* Requirement: Find the lines with "менее" in them and copy them out.

── Records for processing

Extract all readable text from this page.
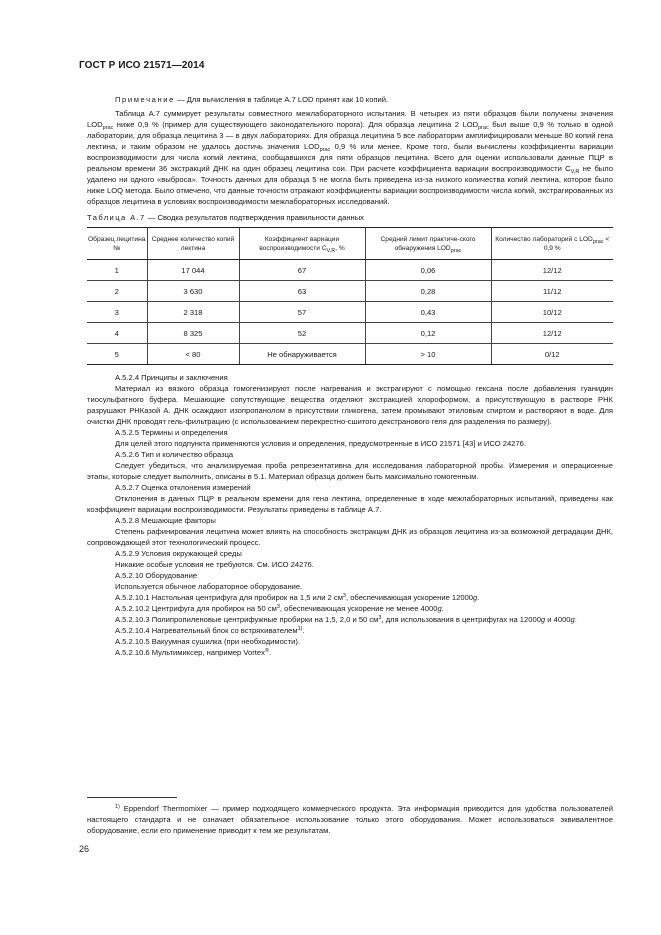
ГОСТ Р ИСО 21571—2014

Примечание — Для вычисления в таблице А.7 LOD принят как 10 копий.

Таблица А.7 суммирует результаты совместного межлабораторного испытания. В четырех из пяти образцов были получены значения $LOD_{prac}$ ниже 0,9 % (пример для существующего законодательного порога). Для образца лецитина 2 $LOD_{prac}$ был выше 0,9 % только в одной лаборатории, для образца лецитина 3 — в двух лабораториях. Для образца лецитина 5 все лаборатории амплифицировали меньше 80 копий гена лектина, и таким образом не удалось достичь значения $LOD_{prac}$ 0,9 % или менее. Кроме того, были вычислены коэффициенты вариации воспроизводимости для числа копий лектина, сообщавшихся для пяти образцов лецитина. Всего для оценки использовали данные ПЦР в реальном времени 36 экстракций ДНК на один образец лецитина сои. При расчете коэффициента вариации воспроизводимости $C_{V,R}$ не было удалено ни одного «выброса». Точность данных для образца 5 не могла быть приведена из-за низкого количества копий лектина, которое было ниже LOQ метода. Было отмечено, что данные точности отражают коэффициенты вариации воспроизводимости числа копий, экстрагированных из образцов лецитина в условиях воспроизводимости межлабораторных исследований.

Таблица А.7 — Сводка результатов подтверждения правильности данных

Образец лецитина №	Среднее количество копий лектина	Коэффициент вариации воспроизводимости $C_{V,R}$, %	Средний лимит практиче-ского обнаружения $LOD_{prac}$	Количество лабораторий с $LOD_{prac} < 0,9$ %
1	17 044	67	0,06	12/12
2	3 630	63	0,28	11/12
3	2 318	57	0,43	10/12
4	8 325	52	0,12	12/12
5	< 80	Не обнаруживается	> 10	0/12

А.5.2.4 Принципы и заключения

Материал из вязкого образца гомогенизируют после нагревания и экстрагируют с помощью гексана после добавления гуанидин тиосульфатного буфера. Мешающие сопутствующие вещества отделяют экстракцией хлороформом, а присутствующую в растворе РНК разрушают РНКазой А. ДНК осаждают изопропанолом в присутствии гликогена, затем промывают этиловым спиртом и растворяют в воде. Для очистки ДНК проводят гель-фильтрацию (с использованием перекрестно-сшитого декстранового геля для разделения по размеру).

А.5.2.5 Термины и определения

Для целей этого подпункта применяются условия и определения, предусмотренные в ИСО 21571 [43] и ИСО 24276.

А.5.2.6 Тип и количество образца

Следует убедиться, что анализируемая проба репрезентативна для исследования лабораторной пробы. Измерения и операционные этапы, которые следует выполнить, описаны в 5.1. Материал образца должен быть максимально гомогенным.

А.5.2.7 Оценка отклонения измерений

Отклонения в данных ПЦР в реальном времени для гена лектина, определенные в ходе межлабораторных испытаний, приведены как коэффициент вариации воспроизводимости. Результаты приведены в таблице А.7.

А.5.2.8 Мешающие факторы

Степень рафинирования лецитина может влиять на способность экстракции ДНК из образцов лецитина из-за возможной деградации ДНК, сопровождающей этот технологический процесс.

А.5.2.9 Условия окружающей среды

Никакие особые условия не требуются. См. ИСО 24276.

А.5.2.10 Оборудование

Используется обычное лабораторное оборудование.

А.5.2.10.1 Настольная центрифуга для пробирок на 1,5 или 2 $см^3$, обеспечивающая ускорение 12000g.

А.5.2.10.2 Центрифуга для пробирок на 50 $см^3$, обеспечивающая ускорение не менее 4000g.

А.5.2.10.3 Полипропиленовые центрифужные пробирки на 1,5, 2,0 и 50 $см^3$, для использования в центрифугах на 12000g и 4000g.

А.5.2.10.4 Нагревательный блок со встряхивателем$^{1)}$.

А.5.2.10.5 Вакуумная сушилка (при необходимости).

А.5.2.10.6 Мультимиксер, например Vortex®.

$^{1)}$ Eppendorf Thermomixer — пример подходящего коммерческого продукта. Эта информация приводится для удобства пользователей настоящего стандарта и не означает обязательное использование только этого оборудования. Может использоваться эквивалентное оборудование, если его применение приводит к тем же результатам.

26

────

* Task solution:
Таблица А.7 суммирует результаты совместного межлабораторного испытания. В четырех из пяти образцов были получены значения $LOD_{prac}$ ниже 0,9 % (пример для существующего законодательного порога). Для образца лецитина 2 $LOD_{prac}$ был выше 0,9 % только в одной лаборатории, для образца лецитина 3 — в двух лабораториях. Для образца лецитина 5 все лаборатории амплифицировали меньше 80 копий гена лектина, и таким образом не удалось достичь значения $LOD_{prac}$ 0,9 % или менее. Кроме того, были вычислены коэффициенты вариации воспроизводимости для числа копий лектина, сообщавшихся для пяти образцов лецитина. Всего для оценки использовали данные ПЦР в реальном времени 36 экстракций ДНК на один образец лецитина сои. При расчете коэффициента вариации воспроизводимости $C_{V,R}$ не было удалено ни одного «выброса». Точность данных для образца 5 не могла быть приведена из-за низкого количества копий лектина, которое было ниже LOQ метода. Было отмечено, что данные точности отражают коэффициенты вариации воспроизводимости числа копий, экстрагированных из образцов лецитина в условиях воспроизводимости межлабораторных исследований.
А.5.2.10.2 Центрифуга для пробирок на 50 $см^3$, обеспечивающая ускорение не менее 4000g.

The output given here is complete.